» **Data lines**
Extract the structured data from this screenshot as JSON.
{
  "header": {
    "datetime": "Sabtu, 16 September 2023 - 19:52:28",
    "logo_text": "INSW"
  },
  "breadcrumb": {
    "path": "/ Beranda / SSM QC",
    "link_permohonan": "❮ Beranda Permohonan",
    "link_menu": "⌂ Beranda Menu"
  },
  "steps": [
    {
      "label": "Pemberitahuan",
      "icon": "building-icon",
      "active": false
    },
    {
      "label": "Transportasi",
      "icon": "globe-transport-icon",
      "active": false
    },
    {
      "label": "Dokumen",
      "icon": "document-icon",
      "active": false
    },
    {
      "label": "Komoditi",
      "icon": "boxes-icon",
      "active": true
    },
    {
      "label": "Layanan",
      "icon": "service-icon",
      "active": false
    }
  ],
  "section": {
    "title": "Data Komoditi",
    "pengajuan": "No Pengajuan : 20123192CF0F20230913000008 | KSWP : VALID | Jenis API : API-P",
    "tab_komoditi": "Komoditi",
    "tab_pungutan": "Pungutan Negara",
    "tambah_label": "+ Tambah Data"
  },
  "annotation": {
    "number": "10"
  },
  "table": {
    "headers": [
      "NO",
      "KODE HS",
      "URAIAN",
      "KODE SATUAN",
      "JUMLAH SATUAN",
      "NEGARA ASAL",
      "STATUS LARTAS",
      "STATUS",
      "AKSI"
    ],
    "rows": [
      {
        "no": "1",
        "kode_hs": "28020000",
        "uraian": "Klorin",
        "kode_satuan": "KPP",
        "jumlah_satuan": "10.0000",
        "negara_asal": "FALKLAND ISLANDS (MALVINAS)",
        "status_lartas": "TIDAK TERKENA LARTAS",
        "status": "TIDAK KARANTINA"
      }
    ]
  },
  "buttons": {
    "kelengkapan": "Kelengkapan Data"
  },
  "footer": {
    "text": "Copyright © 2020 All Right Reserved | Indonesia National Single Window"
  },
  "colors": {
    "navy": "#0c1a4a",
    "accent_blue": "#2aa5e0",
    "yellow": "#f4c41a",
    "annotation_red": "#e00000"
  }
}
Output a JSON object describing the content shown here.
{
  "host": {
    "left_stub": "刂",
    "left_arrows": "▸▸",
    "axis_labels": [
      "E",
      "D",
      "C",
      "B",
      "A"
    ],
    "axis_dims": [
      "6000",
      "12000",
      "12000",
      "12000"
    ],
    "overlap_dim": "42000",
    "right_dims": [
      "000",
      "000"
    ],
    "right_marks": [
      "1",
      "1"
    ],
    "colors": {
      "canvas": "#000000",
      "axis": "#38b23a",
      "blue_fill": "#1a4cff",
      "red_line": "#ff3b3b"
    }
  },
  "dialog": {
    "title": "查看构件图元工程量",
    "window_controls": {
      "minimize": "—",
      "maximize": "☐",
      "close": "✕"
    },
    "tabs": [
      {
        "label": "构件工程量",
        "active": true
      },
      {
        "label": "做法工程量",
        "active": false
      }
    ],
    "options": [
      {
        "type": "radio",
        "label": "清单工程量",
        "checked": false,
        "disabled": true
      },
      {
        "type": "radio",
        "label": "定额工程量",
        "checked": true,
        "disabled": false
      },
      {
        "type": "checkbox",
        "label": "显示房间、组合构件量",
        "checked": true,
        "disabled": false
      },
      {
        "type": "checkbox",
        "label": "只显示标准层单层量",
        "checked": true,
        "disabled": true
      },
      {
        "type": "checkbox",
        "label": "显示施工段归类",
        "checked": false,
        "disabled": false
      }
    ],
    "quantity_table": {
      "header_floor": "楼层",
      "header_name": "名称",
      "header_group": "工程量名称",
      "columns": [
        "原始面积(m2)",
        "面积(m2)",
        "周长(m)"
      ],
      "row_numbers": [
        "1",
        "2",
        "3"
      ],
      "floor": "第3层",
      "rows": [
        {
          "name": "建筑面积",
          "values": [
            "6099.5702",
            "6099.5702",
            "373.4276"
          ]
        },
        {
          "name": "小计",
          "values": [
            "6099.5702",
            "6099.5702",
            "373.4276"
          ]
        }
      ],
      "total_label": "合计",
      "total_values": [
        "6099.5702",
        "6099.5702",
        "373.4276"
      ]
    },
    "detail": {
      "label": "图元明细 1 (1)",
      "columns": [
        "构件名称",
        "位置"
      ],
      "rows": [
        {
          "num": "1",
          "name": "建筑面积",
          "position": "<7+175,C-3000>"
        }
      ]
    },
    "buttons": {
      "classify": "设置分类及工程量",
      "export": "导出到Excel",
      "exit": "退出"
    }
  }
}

» **Task objective**
Give an exact copy of all the data shown above.

» **Finished answer**
Extract the structured data from this screenshot as JSON.
{
  "header": {
    "datetime": "Sabtu, 16 September 2023 - 19:52:28",
    "logo_text": "INSW"
  },
  "breadcrumb": {
    "path": "/ Beranda / SSM QC",
    "link_permohonan": "❮ Beranda Permohonan",
    "link_menu": "⌂ Beranda Menu"
  },
  "steps": [
    {
      "label": "Pemberitahuan",
      "icon": "building-icon",
      "active": false
    },
    {
      "label": "Transportasi",
      "icon": "globe-transport-icon",
      "active": false
    },
    {
      "label": "Dokumen",
      "icon": "document-icon",
      "active": false
    },
    {
      "label": "Komoditi",
      "icon": "boxes-icon",
      "active": true
    },
    {
      "label": "Layanan",
      "icon": "service-icon",
      "active": false
    }
  ],
  "section": {
    "title": "Data Komoditi",
    "pengajuan": "No Pengajuan : 20123192CF0F20230913000008 | KSWP : VALID | Jenis API : API-P",
    "tab_komoditi": "Komoditi",
    "tab_pungutan": "Pungutan Negara",
    "tambah_label": "+ Tambah Data"
  },
  "annotation": {
    "number": "10"
  },
  "table": {
    "headers": [
      "NO",
      "KODE HS",
      "URAIAN",
      "KODE SATUAN",
      "JUMLAH SATUAN",
      "NEGARA ASAL",
      "STATUS LARTAS",
      "STATUS",
      "AKSI"
    ],
    "rows": [
      {
        "no": "1",
        "kode_hs": "28020000",
        "uraian": "Klorin",
        "kode_satuan": "KPP",
        "jumlah_satuan": "10.0000",
        "negara_asal": "FALKLAND ISLANDS (MALVINAS)",
        "status_lartas": "TIDAK TERKENA LARTAS",
        "status": "TIDAK KARANTINA"
      }
    ]
  },
  "buttons": {
    "kelengkapan": "Kelengkapan Data"
  },
  "footer": {
    "text": "Copyright © 2020 All Right Reserved | Indonesia National Single Window"
  },
  "colors": {
    "navy": "#0c1a4a",
    "accent_blue": "#2aa5e0",
    "yellow": "#f4c41a",
    "annotation_red": "#e00000"
  }
}
Output a JSON object describing the content shown here.
{
  "host": {
    "left_stub": "刂",
    "left_arrows": "▸▸",
    "axis_labels": [
      "E",
      "D",
      "C",
      "B",
      "A"
    ],
    "axis_dims": [
      "6000",
      "12000",
      "12000",
      "12000"
    ],
    "overlap_dim": "42000",
    "right_dims": [
      "000",
      "000"
    ],
    "right_marks": [
      "1",
      "1"
    ],
    "colors": {
      "canvas": "#000000",
      "axis": "#38b23a",
      "blue_fill": "#1a4cff",
      "red_line": "#ff3b3b"
    }
  },
  "dialog": {
    "title": "查看构件图元工程量",
    "window_controls": {
      "minimize": "—",
      "maximize": "☐",
      "close": "✕"
    },
    "tabs": [
      {
        "label": "构件工程量",
        "active": true
      },
      {
        "label": "做法工程量",
        "active": false
      }
    ],
    "options": [
      {
        "type": "radio",
        "label": "清单工程量",
        "checked": false,
        "disabled": true
      },
      {
        "type": "radio",
        "label": "定额工程量",
        "checked": true,
        "disabled": false
      },
      {
        "type": "checkbox",
        "label": "显示房间、组合构件量",
        "checked": true,
        "disabled": false
      },
      {
        "type": "checkbox",
        "label": "只显示标准层单层量",
        "checked": true,
        "disabled": true
      },
      {
        "type": "checkbox",
        "label": "显示施工段归类",
        "checked": false,
        "disabled": false
      }
    ],
    "quantity_table": {
      "header_floor": "楼层",
      "header_name": "名称",
      "header_group": "工程量名称",
      "columns": [
        "原始面积(m2)",
        "面积(m2)",
        "周长(m)"
      ],
      "row_numbers": [
        "1",
        "2",
        "3"
      ],
      "floor": "第3层",
      "rows": [
        {
          "name": "建筑面积",
          "values": [
            "6099.5702",
            "6099.5702",
            "373.4276"
          ]
        },
        {
          "name": "小计",
          "values": [
            "6099.5702",
            "6099.5702",
            "373.4276"
          ]
        }
      ],
      "total_label": "合计",
      "total_values": [
        "6099.5702",
        "6099.5702",
        "373.4276"
      ]
    },
    "detail": {
      "label": "图元明细 1 (1)",
      "columns": [
        "构件名称",
        "位置"
      ],
      "rows": [
        {
          "num": "1",
          "name": "建筑面积",
          "position": "<7+175,C-3000>"
        }
      ]
    },
    "buttons": {
      "classify": "设置分类及工程量",
      "export": "导出到Excel",
      "exit": "退出"
    }
  }
}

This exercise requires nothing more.